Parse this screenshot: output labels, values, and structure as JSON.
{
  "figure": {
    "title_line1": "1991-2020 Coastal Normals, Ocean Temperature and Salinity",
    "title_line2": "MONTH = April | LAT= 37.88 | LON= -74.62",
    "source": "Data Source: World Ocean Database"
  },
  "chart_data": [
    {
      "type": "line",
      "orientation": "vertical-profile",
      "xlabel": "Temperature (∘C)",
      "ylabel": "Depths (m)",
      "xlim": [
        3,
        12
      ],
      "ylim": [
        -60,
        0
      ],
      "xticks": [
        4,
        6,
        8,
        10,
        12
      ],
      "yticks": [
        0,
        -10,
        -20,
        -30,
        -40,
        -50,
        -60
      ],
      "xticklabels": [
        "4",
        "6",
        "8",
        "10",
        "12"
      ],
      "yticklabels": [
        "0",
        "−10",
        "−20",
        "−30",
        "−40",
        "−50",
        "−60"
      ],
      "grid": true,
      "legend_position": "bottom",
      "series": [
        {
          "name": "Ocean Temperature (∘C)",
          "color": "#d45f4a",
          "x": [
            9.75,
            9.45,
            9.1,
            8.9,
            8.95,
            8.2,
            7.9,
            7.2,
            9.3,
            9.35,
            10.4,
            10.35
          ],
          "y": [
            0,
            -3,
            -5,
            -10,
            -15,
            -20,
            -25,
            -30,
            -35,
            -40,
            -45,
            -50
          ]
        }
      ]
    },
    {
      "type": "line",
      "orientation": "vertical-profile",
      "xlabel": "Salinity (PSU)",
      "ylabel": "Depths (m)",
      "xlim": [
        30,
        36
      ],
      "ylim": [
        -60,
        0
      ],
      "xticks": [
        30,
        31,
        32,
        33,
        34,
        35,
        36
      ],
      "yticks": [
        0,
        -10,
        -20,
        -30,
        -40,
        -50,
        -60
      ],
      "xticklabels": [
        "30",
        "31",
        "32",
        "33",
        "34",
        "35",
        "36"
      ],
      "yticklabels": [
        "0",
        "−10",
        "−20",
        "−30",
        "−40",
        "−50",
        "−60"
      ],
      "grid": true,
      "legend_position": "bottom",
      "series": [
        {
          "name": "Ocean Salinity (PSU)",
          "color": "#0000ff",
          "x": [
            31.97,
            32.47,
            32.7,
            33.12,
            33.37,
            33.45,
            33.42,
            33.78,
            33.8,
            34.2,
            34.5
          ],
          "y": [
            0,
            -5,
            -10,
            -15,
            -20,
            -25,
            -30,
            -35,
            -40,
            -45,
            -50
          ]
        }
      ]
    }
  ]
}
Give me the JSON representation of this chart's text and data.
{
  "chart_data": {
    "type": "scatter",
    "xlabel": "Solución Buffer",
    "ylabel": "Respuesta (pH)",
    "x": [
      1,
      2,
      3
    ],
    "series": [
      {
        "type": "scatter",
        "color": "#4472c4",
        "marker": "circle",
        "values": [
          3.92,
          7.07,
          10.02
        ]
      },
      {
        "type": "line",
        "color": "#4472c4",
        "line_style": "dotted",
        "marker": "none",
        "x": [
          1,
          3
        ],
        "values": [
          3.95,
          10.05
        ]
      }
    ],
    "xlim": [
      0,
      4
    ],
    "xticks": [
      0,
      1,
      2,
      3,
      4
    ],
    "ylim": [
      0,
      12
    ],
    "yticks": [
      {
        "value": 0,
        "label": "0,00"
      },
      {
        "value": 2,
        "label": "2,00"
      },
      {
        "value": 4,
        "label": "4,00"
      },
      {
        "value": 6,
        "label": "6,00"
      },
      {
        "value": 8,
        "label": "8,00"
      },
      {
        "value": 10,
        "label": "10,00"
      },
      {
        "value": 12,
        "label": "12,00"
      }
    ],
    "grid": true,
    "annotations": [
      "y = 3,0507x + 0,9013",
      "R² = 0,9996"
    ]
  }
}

+--

→ **REQUEST**: Return the entries in full, keeping every line exactly as it is.

→ **OUTPUT FOR THIS TASK**:
Parse this screenshot: output labels, values, and structure as JSON.
{
  "figure": {
    "title_line1": "1991-2020 Coastal Normals, Ocean Temperature and Salinity",
    "title_line2": "MONTH = April | LAT= 37.88 | LON= -74.62",
    "source": "Data Source: World Ocean Database"
  },
  "chart_data": [
    {
      "type": "line",
      "orientation": "vertical-profile",
      "xlabel": "Temperature (∘C)",
      "ylabel": "Depths (m)",
      "xlim": [
        3,
        12
      ],
      "ylim": [
        -60,
        0
      ],
      "xticks": [
        4,
        6,
        8,
        10,
        12
      ],
      "yticks": [
        0,
        -10,
        -20,
        -30,
        -40,
        -50,
        -60
      ],
      "xticklabels": [
        "4",
        "6",
        "8",
        "10",
        "12"
      ],
      "yticklabels": [
        "0",
        "−10",
        "−20",
        "−30",
        "−40",
        "−50",
        "−60"
      ],
      "grid": true,
      "legend_position": "bottom",
      "series": [
        {
          "name": "Ocean Temperature (∘C)",
          "color": "#d45f4a",
          "x": [
            9.75,
            9.45,
            9.1,
            8.9,
            8.95,
            8.2,
            7.9,
            7.2,
            9.3,
            9.35,
            10.4,
            10.35
          ],
          "y": [
            0,
            -3,
            -5,
            -10,
            -15,
            -20,
            -25,
            -30,
            -35,
            -40,
            -45,
            -50
          ]
        }
      ]
    },
    {
      "type": "line",
      "orientation": "vertical-profile",
      "xlabel": "Salinity (PSU)",
      "ylabel": "Depths (m)",
      "xlim": [
        30,
        36
      ],
      "ylim": [
        -60,
        0
      ],
      "xticks": [
        30,
        31,
        32,
        33,
        34,
        35,
        36
      ],
      "yticks": [
        0,
        -10,
        -20,
        -30,
        -40,
        -50,
        -60
      ],
      "xticklabels": [
        "30",
        "31",
        "32",
        "33",
        "34",
        "35",
        "36"
      ],
      "yticklabels": [
        "0",
        "−10",
        "−20",
        "−30",
        "−40",
        "−50",
        "−60"
      ],
      "grid": true,
      "legend_position": "bottom",
      "series": [
        {
          "name": "Ocean Salinity (PSU)",
          "color": "#0000ff",
          "x": [
            31.97,
            32.47,
            32.7,
            33.12,
            33.37,
            33.45,
            33.42,
            33.78,
            33.8,
            34.2,
            34.5
          ],
          "y": [
            0,
            -5,
            -10,
            -15,
            -20,
            -25,
            -30,
            -35,
            -40,
            -45,
            -50
          ]
        }
      ]
    }
  ]
}
Give me the JSON representation of this chart's text and data.
{
  "chart_data": {
    "type": "scatter",
    "xlabel": "Solución Buffer",
    "ylabel": "Respuesta (pH)",
    "x": [
      1,
      2,
      3
    ],
    "series": [
      {
        "type": "scatter",
        "color": "#4472c4",
        "marker": "circle",
        "values": [
          3.92,
          7.07,
          10.02
        ]
      },
      {
        "type": "line",
        "color": "#4472c4",
        "line_style": "dotted",
        "marker": "none",
        "x": [
          1,
          3
        ],
        "values": [
          3.95,
          10.05
        ]
      }
    ],
    "xlim": [
      0,
      4
    ],
    "xticks": [
      0,
      1,
      2,
      3,
      4
    ],
    "ylim": [
      0,
      12
    ],
    "yticks": [
      {
        "value": 0,
        "label": "0,00"
      },
      {
        "value": 2,
        "label": "2,00"
      },
      {
        "value": 4,
        "label": "4,00"
      },
      {
        "value": 6,
        "label": "6,00"
      },
      {
        "value": 8,
        "label": "8,00"
      },
      {
        "value": 10,
        "label": "10,00"
      },
      {
        "value": 12,
        "label": "12,00"
      }
    ],
    "grid": true,
    "annotations": [
      "y = 3,0507x + 0,9013",
      "R² = 0,9996"
    ]
  }
}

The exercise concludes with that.